**ACTIVITY**
If a line in the listing below contains "Cells", return that line.

**RECORDS SUPPLIED**
◇ ◇ ◇ ◇ ◇ ◇ ◇

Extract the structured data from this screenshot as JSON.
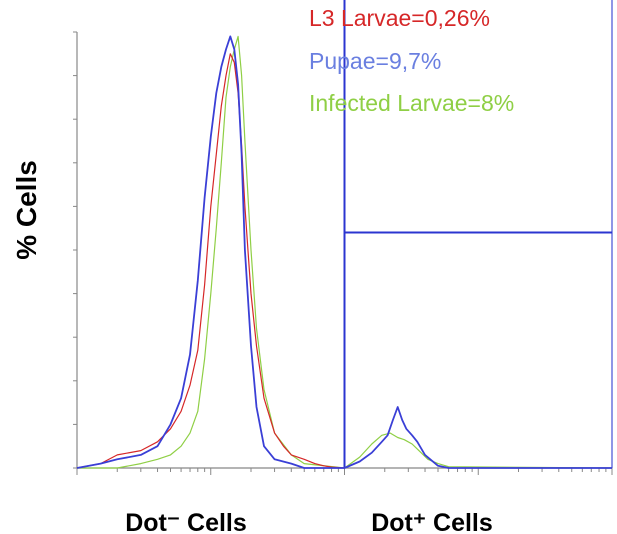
{
  "chart_data": {
    "type": "line",
    "title": "",
    "xlabel_left": "Dot⁻ Cells",
    "xlabel_right": "Dot⁺ Cells",
    "ylabel": "% Cells",
    "x_scale": "log",
    "xlim": [
      1,
      10000
    ],
    "ylim": [
      0,
      100
    ],
    "grid": false,
    "legend_placement": "top-right",
    "gate": {
      "x_min": 100,
      "x_max": 10000,
      "y_level": 54
    },
    "series": [
      {
        "name": "L3 Larvae=0,26%",
        "color": "#d62728",
        "x": [
          1,
          1.5,
          2,
          3,
          4,
          5,
          6,
          7,
          8,
          9,
          10,
          11,
          12,
          13,
          14,
          15,
          16,
          17,
          18,
          20,
          22,
          25,
          30,
          35,
          40,
          50,
          60,
          70,
          80,
          100
        ],
        "y": [
          0,
          1,
          3,
          4,
          6,
          9,
          13,
          19,
          27,
          42,
          60,
          72,
          83,
          90,
          95,
          93,
          86,
          74,
          60,
          40,
          28,
          16,
          8,
          5,
          3,
          2,
          1,
          0.5,
          0.2,
          0
        ]
      },
      {
        "name": "Pupae=9,7%",
        "color": "#3a3fd6",
        "x": [
          1,
          1.5,
          2,
          3,
          4,
          5,
          6,
          7,
          8,
          9,
          10,
          11,
          12,
          13,
          14,
          15,
          16,
          17,
          18,
          20,
          22,
          25,
          30,
          40,
          50,
          100,
          130,
          160,
          190,
          210,
          230,
          250,
          270,
          290,
          320,
          350,
          400,
          500,
          600,
          10000
        ],
        "y": [
          0,
          1,
          2,
          3,
          5,
          10,
          16,
          26,
          43,
          62,
          76,
          86,
          92,
          96,
          99,
          96,
          88,
          72,
          50,
          28,
          14,
          5,
          2,
          1,
          0,
          0,
          1.5,
          3.5,
          6,
          7.5,
          11,
          14,
          11,
          9,
          7.5,
          6,
          3,
          0.5,
          0,
          0
        ]
      },
      {
        "name": "Infected Larvae=8%",
        "color": "#8fcf45",
        "x": [
          1,
          2,
          3,
          4,
          5,
          6,
          7,
          8,
          9,
          10,
          11,
          12,
          13,
          14,
          15,
          16,
          17,
          18,
          20,
          22,
          25,
          30,
          40,
          50,
          100,
          130,
          160,
          190,
          220,
          250,
          280,
          320,
          360,
          420,
          500,
          600,
          10000
        ],
        "y": [
          0,
          0,
          1,
          2,
          3,
          5,
          8,
          13,
          25,
          40,
          55,
          70,
          85,
          92,
          96,
          99,
          90,
          75,
          50,
          32,
          18,
          8,
          3,
          1,
          0,
          2.5,
          5.5,
          7.5,
          8,
          7,
          6.5,
          5.5,
          4,
          2,
          1,
          0.3,
          0
        ]
      }
    ]
  }
}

◇ ◇ ◇ ◇ ◇ ◇ ◇

**PROBLEM SOLUTION**
    "xlabel_left": "Dot⁻ Cells",
    "xlabel_right": "Dot⁺ Cells",
    "ylabel": "% Cells",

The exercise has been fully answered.